┌─ Page excerpt
With corn being a critical U.S. crop expected to help feed livestock and people around the world and also be a source for the production of clean energy, plant breeders are continually seeking ways to make the plants more productive. To better understand the role corn roots play in this regard, an agricultural engineer and a crop scientist at the University of Illinois at Urbana-Champaign have teamed up to examine corn root complexity and how it impacts corn development.
"Corn root structure is very complex, and it is critical to the growth of the plant," says Martin Bohn, University of Illinois associate professor of crop sciences. "Only with an efficient and well-developed root system can the crop produce the high yields producers are looking for and meet world demand."
Tony Grift, University of Illinois associate professor of agricultural and biological engineering, is partnering with Bohn to examine corn root systems and to evaluate differences among corn genotypes. The team has developed innovative technology that uses high-resolution images of corn roots and statistical software to evaluate root complexity.
The 'softbox' imaging tool they designed assures proper light penetration into the corn roots and automatically acquires six images per root at the click of a mouse button. These images are then analyzed using a statistical software program to generate a value for root complexity. The highly automated procedure stores the data in a library containing tens of thousands of images. This allows revisiting the imagery when new measurements or methods are developed.
"We define root complexity as the number of root branching points," Bohn says. "For the human eye, it's virtually impossible to meaningfully evaluate these differences in root systems. Very importantly, we are looking at the root structure of plants grown in actual soil in the field. Previous methods have examined the root complexity of plants grown in artificial environments, such as through hydroponics. The root systems we look at better represent what actually happens in the field."
According to the researchers, a complex root structure could lead to a more productive plant. "Root systems with a greater number of branching points allow the plants to be more efficient at taking up water and nutrients from the soil," Bohn explains.
The software analysis employed to evaluate the root systems uses fractal dimensions — a statistical evaluation of geometrical shapes — to provide an indirect estimate of the number of branching points. Not only does the analysis of the roots provide an estimate of root complexity, it also allows the researchers to correlate differences in the complexity of the root systems with the plants' genetic makeup.
└─
┌─ Supplied information
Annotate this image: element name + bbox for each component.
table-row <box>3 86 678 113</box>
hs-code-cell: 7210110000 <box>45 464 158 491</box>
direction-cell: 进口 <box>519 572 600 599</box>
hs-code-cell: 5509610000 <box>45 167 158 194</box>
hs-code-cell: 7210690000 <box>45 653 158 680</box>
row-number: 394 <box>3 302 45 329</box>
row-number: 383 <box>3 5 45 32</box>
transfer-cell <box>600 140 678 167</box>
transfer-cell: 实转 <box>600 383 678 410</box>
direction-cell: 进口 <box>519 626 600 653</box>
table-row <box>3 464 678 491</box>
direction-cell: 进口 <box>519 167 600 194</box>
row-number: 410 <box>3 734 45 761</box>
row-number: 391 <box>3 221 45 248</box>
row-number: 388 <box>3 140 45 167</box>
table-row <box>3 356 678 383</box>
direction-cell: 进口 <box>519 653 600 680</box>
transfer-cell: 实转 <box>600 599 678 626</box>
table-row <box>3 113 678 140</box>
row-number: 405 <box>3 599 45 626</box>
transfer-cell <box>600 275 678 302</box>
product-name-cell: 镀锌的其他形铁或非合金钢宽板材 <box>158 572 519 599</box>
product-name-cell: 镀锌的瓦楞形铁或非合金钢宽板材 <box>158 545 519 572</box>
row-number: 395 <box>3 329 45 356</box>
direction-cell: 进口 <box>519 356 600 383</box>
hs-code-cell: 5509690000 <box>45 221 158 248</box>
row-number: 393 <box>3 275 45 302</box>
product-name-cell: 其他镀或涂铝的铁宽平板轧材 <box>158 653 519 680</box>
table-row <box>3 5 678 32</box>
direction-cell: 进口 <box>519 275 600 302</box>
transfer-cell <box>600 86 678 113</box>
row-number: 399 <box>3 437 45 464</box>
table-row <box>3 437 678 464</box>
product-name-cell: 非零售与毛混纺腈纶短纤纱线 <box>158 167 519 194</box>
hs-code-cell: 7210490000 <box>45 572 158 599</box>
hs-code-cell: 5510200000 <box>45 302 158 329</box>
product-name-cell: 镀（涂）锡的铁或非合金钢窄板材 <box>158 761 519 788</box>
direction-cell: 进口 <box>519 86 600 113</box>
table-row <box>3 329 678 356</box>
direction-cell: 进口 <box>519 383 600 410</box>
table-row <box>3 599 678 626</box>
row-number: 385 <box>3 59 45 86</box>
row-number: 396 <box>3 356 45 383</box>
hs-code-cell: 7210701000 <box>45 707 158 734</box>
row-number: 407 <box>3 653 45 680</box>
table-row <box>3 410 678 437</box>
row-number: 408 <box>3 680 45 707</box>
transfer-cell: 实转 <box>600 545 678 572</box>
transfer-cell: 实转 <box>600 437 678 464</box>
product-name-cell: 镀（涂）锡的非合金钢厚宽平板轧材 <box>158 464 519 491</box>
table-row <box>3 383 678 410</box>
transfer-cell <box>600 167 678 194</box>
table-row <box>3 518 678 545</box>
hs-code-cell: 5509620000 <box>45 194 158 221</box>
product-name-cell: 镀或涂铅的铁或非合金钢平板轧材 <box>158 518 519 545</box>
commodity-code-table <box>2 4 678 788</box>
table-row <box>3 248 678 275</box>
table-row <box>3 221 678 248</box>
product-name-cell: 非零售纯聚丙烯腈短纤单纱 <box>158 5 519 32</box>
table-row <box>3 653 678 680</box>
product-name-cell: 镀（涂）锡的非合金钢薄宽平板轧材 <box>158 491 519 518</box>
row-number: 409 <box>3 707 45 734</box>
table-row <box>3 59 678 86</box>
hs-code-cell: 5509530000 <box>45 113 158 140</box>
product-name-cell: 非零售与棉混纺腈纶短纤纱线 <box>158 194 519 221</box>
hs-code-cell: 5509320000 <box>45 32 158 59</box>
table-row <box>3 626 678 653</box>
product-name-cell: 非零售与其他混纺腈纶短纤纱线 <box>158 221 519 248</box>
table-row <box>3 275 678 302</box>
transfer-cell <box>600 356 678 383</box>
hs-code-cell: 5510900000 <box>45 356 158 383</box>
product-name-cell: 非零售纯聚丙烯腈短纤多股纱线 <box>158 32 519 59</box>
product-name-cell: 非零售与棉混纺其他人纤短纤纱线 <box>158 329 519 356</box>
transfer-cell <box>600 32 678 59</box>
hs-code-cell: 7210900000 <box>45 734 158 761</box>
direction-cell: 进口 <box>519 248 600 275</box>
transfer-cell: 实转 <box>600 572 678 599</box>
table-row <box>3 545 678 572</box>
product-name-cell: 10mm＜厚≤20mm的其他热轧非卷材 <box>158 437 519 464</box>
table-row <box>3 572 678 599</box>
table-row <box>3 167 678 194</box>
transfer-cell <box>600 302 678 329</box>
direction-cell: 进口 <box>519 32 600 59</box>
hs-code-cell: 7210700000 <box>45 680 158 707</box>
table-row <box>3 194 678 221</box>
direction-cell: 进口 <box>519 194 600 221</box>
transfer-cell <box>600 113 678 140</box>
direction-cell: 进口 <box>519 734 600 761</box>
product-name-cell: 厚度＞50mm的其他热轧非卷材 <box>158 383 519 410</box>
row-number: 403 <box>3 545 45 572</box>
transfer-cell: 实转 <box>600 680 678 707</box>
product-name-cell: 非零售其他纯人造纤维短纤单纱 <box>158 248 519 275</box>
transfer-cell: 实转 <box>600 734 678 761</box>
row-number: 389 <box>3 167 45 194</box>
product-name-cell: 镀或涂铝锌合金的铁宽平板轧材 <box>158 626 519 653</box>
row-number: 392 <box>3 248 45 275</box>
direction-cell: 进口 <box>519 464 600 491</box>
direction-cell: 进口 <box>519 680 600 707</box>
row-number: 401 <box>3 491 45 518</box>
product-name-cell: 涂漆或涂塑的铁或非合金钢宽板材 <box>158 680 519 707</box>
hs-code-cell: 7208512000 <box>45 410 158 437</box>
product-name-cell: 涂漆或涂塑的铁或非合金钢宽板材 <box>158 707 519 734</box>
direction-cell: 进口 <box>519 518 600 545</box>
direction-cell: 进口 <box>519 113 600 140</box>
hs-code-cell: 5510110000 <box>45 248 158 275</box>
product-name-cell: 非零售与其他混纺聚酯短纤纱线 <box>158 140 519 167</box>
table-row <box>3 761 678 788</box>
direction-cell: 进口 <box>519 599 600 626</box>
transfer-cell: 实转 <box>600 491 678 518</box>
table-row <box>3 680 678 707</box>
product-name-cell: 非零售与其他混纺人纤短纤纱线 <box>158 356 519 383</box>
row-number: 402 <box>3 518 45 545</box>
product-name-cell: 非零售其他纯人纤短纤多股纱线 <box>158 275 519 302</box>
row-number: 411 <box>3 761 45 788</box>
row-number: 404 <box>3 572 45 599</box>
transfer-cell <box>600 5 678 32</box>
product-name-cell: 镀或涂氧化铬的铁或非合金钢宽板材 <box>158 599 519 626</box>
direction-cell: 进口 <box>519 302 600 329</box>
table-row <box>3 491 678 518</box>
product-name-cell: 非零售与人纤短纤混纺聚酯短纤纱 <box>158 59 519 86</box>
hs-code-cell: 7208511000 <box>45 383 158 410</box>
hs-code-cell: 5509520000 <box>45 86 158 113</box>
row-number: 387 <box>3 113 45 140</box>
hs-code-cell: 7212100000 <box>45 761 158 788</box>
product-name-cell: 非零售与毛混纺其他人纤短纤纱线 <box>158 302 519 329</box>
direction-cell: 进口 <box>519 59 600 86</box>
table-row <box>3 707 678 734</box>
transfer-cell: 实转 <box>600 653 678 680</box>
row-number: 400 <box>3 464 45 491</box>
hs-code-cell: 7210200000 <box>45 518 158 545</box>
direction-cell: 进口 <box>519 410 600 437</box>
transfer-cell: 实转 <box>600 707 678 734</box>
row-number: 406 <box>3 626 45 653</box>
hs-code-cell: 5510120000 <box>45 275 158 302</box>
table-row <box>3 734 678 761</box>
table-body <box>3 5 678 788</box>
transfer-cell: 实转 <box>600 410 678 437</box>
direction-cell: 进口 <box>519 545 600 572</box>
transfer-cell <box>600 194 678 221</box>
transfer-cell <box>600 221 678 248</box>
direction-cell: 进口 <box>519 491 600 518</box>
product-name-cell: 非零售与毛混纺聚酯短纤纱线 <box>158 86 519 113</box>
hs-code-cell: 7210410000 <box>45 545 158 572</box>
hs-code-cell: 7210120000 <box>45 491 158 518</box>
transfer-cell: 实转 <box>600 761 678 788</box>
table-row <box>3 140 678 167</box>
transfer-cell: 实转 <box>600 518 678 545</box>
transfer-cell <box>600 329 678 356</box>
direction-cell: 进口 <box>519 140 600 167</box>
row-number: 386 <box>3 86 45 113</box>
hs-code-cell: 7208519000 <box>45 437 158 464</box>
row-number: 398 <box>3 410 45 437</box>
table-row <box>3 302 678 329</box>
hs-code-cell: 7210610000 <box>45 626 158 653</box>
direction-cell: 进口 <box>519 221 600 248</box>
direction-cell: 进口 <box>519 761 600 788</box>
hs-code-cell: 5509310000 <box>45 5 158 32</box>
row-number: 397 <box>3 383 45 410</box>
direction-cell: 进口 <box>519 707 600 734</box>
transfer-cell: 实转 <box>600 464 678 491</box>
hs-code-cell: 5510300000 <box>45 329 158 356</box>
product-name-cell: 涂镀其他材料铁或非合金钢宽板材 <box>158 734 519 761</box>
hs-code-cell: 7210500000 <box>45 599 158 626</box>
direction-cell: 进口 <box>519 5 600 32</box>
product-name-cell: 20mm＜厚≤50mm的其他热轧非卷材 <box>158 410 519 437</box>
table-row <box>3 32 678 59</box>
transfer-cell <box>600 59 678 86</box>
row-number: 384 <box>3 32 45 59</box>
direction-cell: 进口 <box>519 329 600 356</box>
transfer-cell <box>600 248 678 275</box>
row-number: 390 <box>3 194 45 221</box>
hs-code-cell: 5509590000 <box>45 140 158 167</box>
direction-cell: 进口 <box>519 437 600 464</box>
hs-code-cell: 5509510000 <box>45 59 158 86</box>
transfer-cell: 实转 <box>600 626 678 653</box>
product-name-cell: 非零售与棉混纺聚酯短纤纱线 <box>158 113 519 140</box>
└─
*Brief 1*
Write out the portion of the corn root complexity article starting with "According to the" and going on through "plants' genetic makeup.".
*Brief 2*
Render this sentence from the corn root complexity article into Spanish: "The highly automated procedure stores the data in a library containing tens of thousands of images."

*Result 1*
According to the researchers, a complex root structure could lead to a more productive plant. "Root systems with a greater number of branching points allow the plants to be more efficient at taking up water and nutrients from the soil," Bohn explains.
The software analysis employed to evaluate the root systems uses fractal dimensions — a statistical evaluation of geometrical shapes — to provide an indirect estimate of the number of branching points. Not only does the analysis of the roots provide an estimate of root complexity, it also allows the researchers to correlate differences in the complexity of the root systems with the plants' genetic makeup.

*Result 2*
El procedimiento altamente automatizado almacena los datos en una biblioteca que contiene decenas de miles de imágenes.